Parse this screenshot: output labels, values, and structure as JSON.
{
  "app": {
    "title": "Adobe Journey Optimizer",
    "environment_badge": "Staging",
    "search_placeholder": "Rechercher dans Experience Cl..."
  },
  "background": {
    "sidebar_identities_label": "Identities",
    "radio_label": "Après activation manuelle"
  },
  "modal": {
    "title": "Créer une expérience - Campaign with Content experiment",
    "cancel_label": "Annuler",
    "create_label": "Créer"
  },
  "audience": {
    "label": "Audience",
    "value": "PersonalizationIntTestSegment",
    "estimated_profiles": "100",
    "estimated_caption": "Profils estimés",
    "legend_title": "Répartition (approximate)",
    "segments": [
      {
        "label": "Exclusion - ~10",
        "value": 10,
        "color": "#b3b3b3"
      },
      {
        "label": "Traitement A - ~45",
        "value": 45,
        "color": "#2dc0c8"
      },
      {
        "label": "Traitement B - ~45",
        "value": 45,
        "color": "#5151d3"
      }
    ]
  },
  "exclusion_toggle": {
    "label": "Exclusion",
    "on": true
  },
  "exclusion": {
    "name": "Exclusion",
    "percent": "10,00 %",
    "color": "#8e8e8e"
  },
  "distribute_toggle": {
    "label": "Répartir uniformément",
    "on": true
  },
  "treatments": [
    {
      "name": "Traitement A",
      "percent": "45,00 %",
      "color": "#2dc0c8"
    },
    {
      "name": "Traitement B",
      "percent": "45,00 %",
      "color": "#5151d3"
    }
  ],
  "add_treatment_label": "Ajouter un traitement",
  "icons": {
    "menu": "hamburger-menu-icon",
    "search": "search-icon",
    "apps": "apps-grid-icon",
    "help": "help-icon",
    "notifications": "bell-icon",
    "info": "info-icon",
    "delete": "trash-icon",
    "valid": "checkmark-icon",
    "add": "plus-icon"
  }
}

* **GIVEN INSTRUCTION**: Write out every line of the material again, exactly as it reads.

* **SOLUTION TO THIS EXERCISE**:
Parse this screenshot: output labels, values, and structure as JSON.
{
  "app": {
    "title": "Adobe Journey Optimizer",
    "environment_badge": "Staging",
    "search_placeholder": "Rechercher dans Experience Cl..."
  },
  "background": {
    "sidebar_identities_label": "Identities",
    "radio_label": "Après activation manuelle"
  },
  "modal": {
    "title": "Créer une expérience - Campaign with Content experiment",
    "cancel_label": "Annuler",
    "create_label": "Créer"
  },
  "audience": {
    "label": "Audience",
    "value": "PersonalizationIntTestSegment",
    "estimated_profiles": "100",
    "estimated_caption": "Profils estimés",
    "legend_title": "Répartition (approximate)",
    "segments": [
      {
        "label": "Exclusion - ~10",
        "value": 10,
        "color": "#b3b3b3"
      },
      {
        "label": "Traitement A - ~45",
        "value": 45,
        "color": "#2dc0c8"
      },
      {
        "label": "Traitement B - ~45",
        "value": 45,
        "color": "#5151d3"
      }
    ]
  },
  "exclusion_toggle": {
    "label": "Exclusion",
    "on": true
  },
  "exclusion": {
    "name": "Exclusion",
    "percent": "10,00 %",
    "color": "#8e8e8e"
  },
  "distribute_toggle": {
    "label": "Répartir uniformément",
    "on": true
  },
  "treatments": [
    {
      "name": "Traitement A",
      "percent": "45,00 %",
      "color": "#2dc0c8"
    },
    {
      "name": "Traitement B",
      "percent": "45,00 %",
      "color": "#5151d3"
    }
  ],
  "add_treatment_label": "Ajouter un traitement",
  "icons": {
    "menu": "hamburger-menu-icon",
    "search": "search-icon",
    "apps": "apps-grid-icon",
    "help": "help-icon",
    "notifications": "bell-icon",
    "info": "info-icon",
    "delete": "trash-icon",
    "valid": "checkmark-icon",
    "add": "plus-icon"
  }
}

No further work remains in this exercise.